What is expected:
Quote every line below exactly and skip any picture.
--- Begin ---
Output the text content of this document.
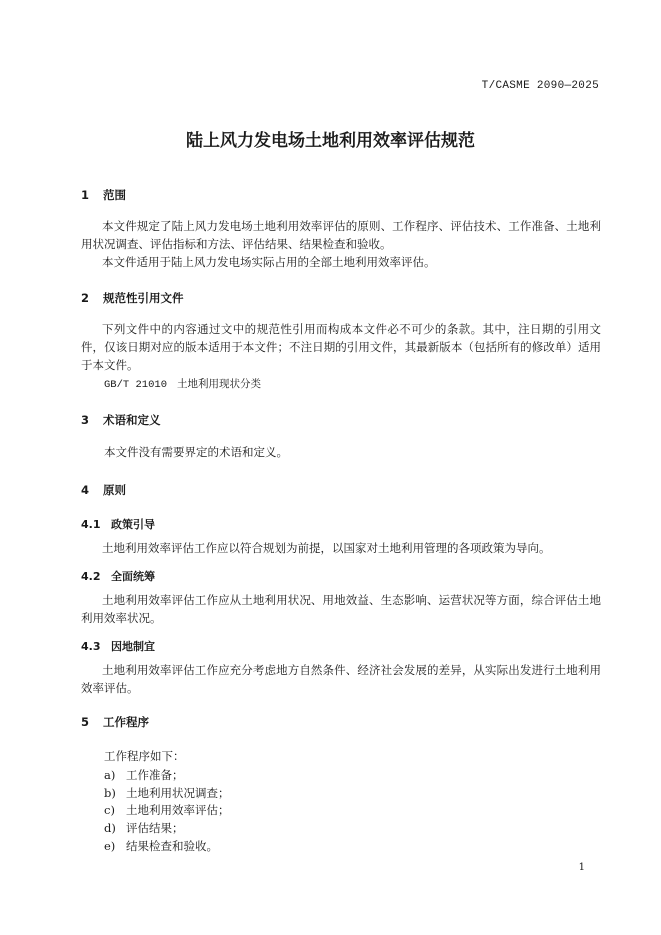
T/CASME 2090—2025
陆上风力发电场土地利用效率评估规范
1 范围
本文件规定了陆上风力发电场土地利用效率评估的原则、工作程序、评估技术、工作准备、土地利用状况调查、评估指标和方法、评估结果、结果检查和验收。
本文件适用于陆上风力发电场实际占用的全部土地利用效率评估。
2 规范性引用文件
下列文件中的内容通过文中的规范性引用而构成本文件必不可少的条款。其中，注日期的引用文件，仅该日期对应的版本适用于本文件；不注日期的引用文件，其最新版本（包括所有的修改单）适用于本文件。
GB/T 21010 土地利用现状分类
3 术语和定义
本文件没有需要界定的术语和定义。
4 原则
4.1 政策引导
土地利用效率评估工作应以符合规划为前提，以国家对土地利用管理的各项政策为导向。
4.2 全面统筹
土地利用效率评估工作应从土地利用状况、用地效益、生态影响、运营状况等方面，综合评估土地利用效率状况。
4.3 因地制宜
土地利用效率评估工作应充分考虑地方自然条件、经济社会发展的差异，从实际出发进行土地利用效率评估。
5 工作程序
工作程序如下：
a) 工作准备；
b) 土地利用状况调查；
c) 土地利用效率评估；
d) 评估结果；
e) 结果检查和验收。
1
--- End ---
Finished exercise:
Output the text content of this document.
T/CASME 2090—2025
陆上风力发电场土地利用效率评估规范
1 范围
本文件规定了陆上风力发电场土地利用效率评估的原则、工作程序、评估技术、工作准备、土地利用状况调查、评估指标和方法、评估结果、结果检查和验收。
本文件适用于陆上风力发电场实际占用的全部土地利用效率评估。
2 规范性引用文件
下列文件中的内容通过文中的规范性引用而构成本文件必不可少的条款。其中，注日期的引用文件，仅该日期对应的版本适用于本文件；不注日期的引用文件，其最新版本（包括所有的修改单）适用于本文件。
GB/T 21010 土地利用现状分类
3 术语和定义
本文件没有需要界定的术语和定义。
4 原则
4.1 政策引导
土地利用效率评估工作应以符合规划为前提，以国家对土地利用管理的各项政策为导向。
4.2 全面统筹
土地利用效率评估工作应从土地利用状况、用地效益、生态影响、运营状况等方面，综合评估土地利用效率状况。
4.3 因地制宜
土地利用效率评估工作应充分考虑地方自然条件、经济社会发展的差异，从实际出发进行土地利用效率评估。
5 工作程序
工作程序如下：
a) 工作准备；
b) 土地利用状况调查；
c) 土地利用效率评估；
d) 评估结果；
e) 结果检查和验收。
1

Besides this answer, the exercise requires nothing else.